++++ Data supplied
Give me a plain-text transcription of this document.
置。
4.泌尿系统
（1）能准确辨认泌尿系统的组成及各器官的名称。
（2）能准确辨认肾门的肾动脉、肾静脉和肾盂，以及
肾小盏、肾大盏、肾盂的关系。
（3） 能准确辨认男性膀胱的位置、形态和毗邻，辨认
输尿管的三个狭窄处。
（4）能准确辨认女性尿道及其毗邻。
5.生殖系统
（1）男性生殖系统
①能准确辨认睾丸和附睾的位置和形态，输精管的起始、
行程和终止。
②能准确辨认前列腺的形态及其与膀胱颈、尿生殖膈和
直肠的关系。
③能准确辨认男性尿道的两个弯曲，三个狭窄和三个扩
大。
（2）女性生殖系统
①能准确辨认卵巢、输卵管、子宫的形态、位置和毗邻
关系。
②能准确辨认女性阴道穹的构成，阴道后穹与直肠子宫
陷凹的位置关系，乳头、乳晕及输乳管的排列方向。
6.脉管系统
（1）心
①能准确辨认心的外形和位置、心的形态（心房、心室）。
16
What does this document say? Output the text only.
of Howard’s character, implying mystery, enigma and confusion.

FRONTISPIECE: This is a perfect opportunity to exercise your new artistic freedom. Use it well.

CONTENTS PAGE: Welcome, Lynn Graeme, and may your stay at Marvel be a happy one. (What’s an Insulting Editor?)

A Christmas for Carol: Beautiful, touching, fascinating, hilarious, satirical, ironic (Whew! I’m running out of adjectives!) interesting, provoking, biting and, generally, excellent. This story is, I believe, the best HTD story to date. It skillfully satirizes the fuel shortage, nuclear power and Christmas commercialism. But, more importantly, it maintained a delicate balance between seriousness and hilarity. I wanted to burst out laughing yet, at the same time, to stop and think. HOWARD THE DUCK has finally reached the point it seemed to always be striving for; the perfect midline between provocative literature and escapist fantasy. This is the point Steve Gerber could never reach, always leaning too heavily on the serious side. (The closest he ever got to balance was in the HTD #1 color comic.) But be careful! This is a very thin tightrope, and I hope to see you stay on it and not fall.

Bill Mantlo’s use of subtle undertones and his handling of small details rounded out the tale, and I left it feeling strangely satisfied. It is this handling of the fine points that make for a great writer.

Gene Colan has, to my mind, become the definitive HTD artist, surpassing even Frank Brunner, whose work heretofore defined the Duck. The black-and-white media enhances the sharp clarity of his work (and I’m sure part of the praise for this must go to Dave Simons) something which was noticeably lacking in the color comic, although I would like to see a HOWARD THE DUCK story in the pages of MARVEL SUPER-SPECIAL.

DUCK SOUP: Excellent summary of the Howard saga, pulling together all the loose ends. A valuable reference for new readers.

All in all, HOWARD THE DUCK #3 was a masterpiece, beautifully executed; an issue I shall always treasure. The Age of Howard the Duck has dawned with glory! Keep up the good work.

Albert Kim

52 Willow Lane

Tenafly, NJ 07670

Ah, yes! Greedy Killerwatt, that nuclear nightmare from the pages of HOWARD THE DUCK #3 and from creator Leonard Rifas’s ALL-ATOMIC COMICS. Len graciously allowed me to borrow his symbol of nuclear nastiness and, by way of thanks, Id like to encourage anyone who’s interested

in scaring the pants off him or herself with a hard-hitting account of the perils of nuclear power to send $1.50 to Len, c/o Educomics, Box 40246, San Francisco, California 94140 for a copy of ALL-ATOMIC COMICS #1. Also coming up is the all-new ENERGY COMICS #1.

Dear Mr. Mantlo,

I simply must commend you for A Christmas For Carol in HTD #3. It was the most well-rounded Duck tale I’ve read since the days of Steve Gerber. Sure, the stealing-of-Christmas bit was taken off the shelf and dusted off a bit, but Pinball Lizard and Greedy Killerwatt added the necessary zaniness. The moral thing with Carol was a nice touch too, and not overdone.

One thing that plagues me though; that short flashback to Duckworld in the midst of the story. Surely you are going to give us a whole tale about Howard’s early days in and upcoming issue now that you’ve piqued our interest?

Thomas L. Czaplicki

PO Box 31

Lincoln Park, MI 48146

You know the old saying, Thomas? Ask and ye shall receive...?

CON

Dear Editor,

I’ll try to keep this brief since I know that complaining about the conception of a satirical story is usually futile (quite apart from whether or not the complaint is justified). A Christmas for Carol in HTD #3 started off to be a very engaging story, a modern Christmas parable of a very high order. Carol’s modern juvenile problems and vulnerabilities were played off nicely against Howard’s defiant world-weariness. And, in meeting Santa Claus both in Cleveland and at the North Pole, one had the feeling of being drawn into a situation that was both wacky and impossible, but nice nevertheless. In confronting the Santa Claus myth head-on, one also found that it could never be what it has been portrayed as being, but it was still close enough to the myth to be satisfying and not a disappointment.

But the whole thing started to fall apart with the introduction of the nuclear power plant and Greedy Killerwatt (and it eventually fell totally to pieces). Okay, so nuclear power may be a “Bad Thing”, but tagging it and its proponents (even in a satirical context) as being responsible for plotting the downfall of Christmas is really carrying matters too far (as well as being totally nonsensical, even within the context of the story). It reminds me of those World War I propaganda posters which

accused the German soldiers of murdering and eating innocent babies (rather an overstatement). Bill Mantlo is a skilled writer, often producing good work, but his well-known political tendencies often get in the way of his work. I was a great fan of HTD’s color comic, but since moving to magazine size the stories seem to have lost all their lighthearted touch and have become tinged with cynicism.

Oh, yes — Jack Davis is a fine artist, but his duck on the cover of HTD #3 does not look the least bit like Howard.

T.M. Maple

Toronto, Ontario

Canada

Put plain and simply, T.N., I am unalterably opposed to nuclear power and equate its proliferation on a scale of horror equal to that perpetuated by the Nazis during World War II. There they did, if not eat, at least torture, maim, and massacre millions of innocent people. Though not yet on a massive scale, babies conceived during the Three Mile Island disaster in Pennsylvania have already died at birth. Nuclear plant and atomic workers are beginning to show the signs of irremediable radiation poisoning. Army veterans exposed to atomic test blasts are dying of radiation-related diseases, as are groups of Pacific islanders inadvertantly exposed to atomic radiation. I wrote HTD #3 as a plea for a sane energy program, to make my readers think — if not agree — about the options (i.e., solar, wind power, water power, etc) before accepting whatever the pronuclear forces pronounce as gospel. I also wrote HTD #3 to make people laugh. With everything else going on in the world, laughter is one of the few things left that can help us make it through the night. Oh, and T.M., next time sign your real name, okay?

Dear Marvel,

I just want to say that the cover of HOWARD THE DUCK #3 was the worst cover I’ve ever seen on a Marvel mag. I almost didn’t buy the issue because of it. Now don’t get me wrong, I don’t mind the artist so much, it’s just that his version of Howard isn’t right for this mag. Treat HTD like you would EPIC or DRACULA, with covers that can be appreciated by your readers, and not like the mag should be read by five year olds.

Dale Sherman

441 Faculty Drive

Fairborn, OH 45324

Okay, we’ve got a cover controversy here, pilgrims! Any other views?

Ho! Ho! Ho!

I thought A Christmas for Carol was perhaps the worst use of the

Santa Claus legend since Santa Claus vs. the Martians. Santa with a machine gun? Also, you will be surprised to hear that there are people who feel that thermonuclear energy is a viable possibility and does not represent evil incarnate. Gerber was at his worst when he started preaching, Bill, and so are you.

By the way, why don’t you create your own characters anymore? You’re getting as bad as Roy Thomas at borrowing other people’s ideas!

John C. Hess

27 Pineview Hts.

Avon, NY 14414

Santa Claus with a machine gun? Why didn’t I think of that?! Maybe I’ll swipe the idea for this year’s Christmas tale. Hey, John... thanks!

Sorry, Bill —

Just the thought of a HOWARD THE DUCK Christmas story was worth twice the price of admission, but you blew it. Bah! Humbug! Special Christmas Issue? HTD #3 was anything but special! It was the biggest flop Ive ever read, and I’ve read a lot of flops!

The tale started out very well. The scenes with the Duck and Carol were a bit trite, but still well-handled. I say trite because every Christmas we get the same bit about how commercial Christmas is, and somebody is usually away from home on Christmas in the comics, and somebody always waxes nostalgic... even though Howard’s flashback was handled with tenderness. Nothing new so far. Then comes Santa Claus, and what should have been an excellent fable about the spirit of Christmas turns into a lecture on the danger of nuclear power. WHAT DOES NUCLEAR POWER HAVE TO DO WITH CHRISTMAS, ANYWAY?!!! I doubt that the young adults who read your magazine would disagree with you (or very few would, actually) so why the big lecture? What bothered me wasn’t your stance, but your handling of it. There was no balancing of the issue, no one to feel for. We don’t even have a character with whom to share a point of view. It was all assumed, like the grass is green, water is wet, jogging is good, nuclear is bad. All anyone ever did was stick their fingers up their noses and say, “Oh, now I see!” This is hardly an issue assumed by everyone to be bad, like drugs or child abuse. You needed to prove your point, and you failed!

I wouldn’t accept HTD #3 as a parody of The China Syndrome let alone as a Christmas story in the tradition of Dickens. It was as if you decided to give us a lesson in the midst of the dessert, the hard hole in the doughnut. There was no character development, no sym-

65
++++++++
Problem to solve: Using the listing, collect all lines in which the string "being" is found.

Result:
I’ll try to keep this brief since I know that complaining about the conception of a satirical story is usually futile (quite apart from whether or not the complaint is justified). A Christmas for Carol in HTD #3 started off to be a very engaging story, a modern Christmas parable of a very high order. Carol’s modern juvenile problems and vulnerabilities were played off nicely against Howard’s defiant world-weariness. And, in meeting Santa Claus both in Cleveland and at the North Pole, one had the feeling of being drawn into a situation that was both wacky and impossible, but nice nevertheless. In confronting the Santa Claus myth head-on, one also found that it could never be what it has been portrayed as being, but it was still close enough to the myth to be satisfying and not a disappointment.
But the whole thing started to fall apart with the introduction of the nuclear power plant and Greedy Killerwatt (and it eventually fell totally to pieces). Okay, so nuclear power may be a “Bad Thing”, but tagging it and its proponents (even in a satirical context) as being responsible for plotting the downfall of Christmas is really carrying matters too far (as well as being totally nonsensical, even within the context of the story). It reminds me of those World War I propaganda posters which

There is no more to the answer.